[Dataset items]

***

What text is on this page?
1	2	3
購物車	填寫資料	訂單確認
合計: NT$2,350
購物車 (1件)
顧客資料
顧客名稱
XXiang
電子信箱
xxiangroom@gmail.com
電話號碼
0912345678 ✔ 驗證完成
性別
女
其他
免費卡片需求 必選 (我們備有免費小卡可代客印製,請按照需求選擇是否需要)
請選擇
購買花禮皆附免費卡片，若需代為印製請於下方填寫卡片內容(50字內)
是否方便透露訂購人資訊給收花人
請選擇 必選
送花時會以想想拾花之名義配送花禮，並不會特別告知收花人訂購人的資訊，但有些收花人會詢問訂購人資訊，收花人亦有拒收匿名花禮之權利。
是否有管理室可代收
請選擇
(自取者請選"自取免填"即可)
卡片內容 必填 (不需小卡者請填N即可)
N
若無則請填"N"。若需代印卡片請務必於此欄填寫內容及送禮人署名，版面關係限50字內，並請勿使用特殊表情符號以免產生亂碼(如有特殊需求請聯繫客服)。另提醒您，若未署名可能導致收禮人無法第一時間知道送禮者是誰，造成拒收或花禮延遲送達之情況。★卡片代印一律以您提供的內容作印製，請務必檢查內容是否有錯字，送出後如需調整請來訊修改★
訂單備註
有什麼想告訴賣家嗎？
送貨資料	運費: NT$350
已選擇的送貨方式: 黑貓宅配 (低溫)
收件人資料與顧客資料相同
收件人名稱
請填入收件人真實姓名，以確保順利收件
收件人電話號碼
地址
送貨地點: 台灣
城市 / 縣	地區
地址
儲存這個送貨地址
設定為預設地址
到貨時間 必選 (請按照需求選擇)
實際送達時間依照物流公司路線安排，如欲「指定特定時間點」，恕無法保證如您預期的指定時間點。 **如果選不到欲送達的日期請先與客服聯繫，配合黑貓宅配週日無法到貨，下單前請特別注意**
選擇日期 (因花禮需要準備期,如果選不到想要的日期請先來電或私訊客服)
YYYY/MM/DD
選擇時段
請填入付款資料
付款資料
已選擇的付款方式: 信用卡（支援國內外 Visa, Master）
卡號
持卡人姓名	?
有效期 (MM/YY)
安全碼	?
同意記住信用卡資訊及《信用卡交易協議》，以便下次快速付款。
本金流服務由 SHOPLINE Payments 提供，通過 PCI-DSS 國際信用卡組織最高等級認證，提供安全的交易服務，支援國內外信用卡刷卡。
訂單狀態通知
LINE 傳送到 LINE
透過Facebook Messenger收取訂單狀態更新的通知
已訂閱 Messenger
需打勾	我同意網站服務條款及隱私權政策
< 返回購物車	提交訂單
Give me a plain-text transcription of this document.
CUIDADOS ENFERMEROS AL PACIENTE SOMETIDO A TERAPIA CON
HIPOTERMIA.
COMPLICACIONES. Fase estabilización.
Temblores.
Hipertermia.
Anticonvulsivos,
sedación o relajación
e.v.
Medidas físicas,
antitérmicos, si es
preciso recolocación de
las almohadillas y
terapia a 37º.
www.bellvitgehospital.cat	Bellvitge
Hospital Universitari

***

Stated problem »
Every entry must be quoted exactly as it appears above.

Finished answer »
What text is on this page?
1	2	3
購物車	填寫資料	訂單確認
合計: NT$2,350
購物車 (1件)
顧客資料
顧客名稱
XXiang
電子信箱
xxiangroom@gmail.com
電話號碼
0912345678 ✔ 驗證完成
性別
女
其他
免費卡片需求 必選 (我們備有免費小卡可代客印製,請按照需求選擇是否需要)
請選擇
購買花禮皆附免費卡片，若需代為印製請於下方填寫卡片內容(50字內)
是否方便透露訂購人資訊給收花人
請選擇 必選
送花時會以想想拾花之名義配送花禮，並不會特別告知收花人訂購人的資訊，但有些收花人會詢問訂購人資訊，收花人亦有拒收匿名花禮之權利。
是否有管理室可代收
請選擇
(自取者請選"自取免填"即可)
卡片內容 必填 (不需小卡者請填N即可)
N
若無則請填"N"。若需代印卡片請務必於此欄填寫內容及送禮人署名，版面關係限50字內，並請勿使用特殊表情符號以免產生亂碼(如有特殊需求請聯繫客服)。另提醒您，若未署名可能導致收禮人無法第一時間知道送禮者是誰，造成拒收或花禮延遲送達之情況。★卡片代印一律以您提供的內容作印製，請務必檢查內容是否有錯字，送出後如需調整請來訊修改★
訂單備註
有什麼想告訴賣家嗎？
送貨資料	運費: NT$350
已選擇的送貨方式: 黑貓宅配 (低溫)
收件人資料與顧客資料相同
收件人名稱
請填入收件人真實姓名，以確保順利收件
收件人電話號碼
地址
送貨地點: 台灣
城市 / 縣	地區
地址
儲存這個送貨地址
設定為預設地址
到貨時間 必選 (請按照需求選擇)
實際送達時間依照物流公司路線安排，如欲「指定特定時間點」，恕無法保證如您預期的指定時間點。 **如果選不到欲送達的日期請先與客服聯繫，配合黑貓宅配週日無法到貨，下單前請特別注意**
選擇日期 (因花禮需要準備期,如果選不到想要的日期請先來電或私訊客服)
YYYY/MM/DD
選擇時段
請填入付款資料
付款資料
已選擇的付款方式: 信用卡（支援國內外 Visa, Master）
卡號
持卡人姓名	?
有效期 (MM/YY)
安全碼	?
同意記住信用卡資訊及《信用卡交易協議》，以便下次快速付款。
本金流服務由 SHOPLINE Payments 提供，通過 PCI-DSS 國際信用卡組織最高等級認證，提供安全的交易服務，支援國內外信用卡刷卡。
訂單狀態通知
LINE 傳送到 LINE
透過Facebook Messenger收取訂單狀態更新的通知
已訂閱 Messenger
需打勾	我同意網站服務條款及隱私權政策
< 返回購物車	提交訂單
Give me a plain-text transcription of this document.
CUIDADOS ENFERMEROS AL PACIENTE SOMETIDO A TERAPIA CON
HIPOTERMIA.
COMPLICACIONES. Fase estabilización.
Temblores.
Hipertermia.
Anticonvulsivos,
sedación o relajación
e.v.
Medidas físicas,
antitérmicos, si es
preciso recolocación de
las almohadillas y
terapia a 37º.
www.bellvitgehospital.cat	Bellvitge
Hospital Universitari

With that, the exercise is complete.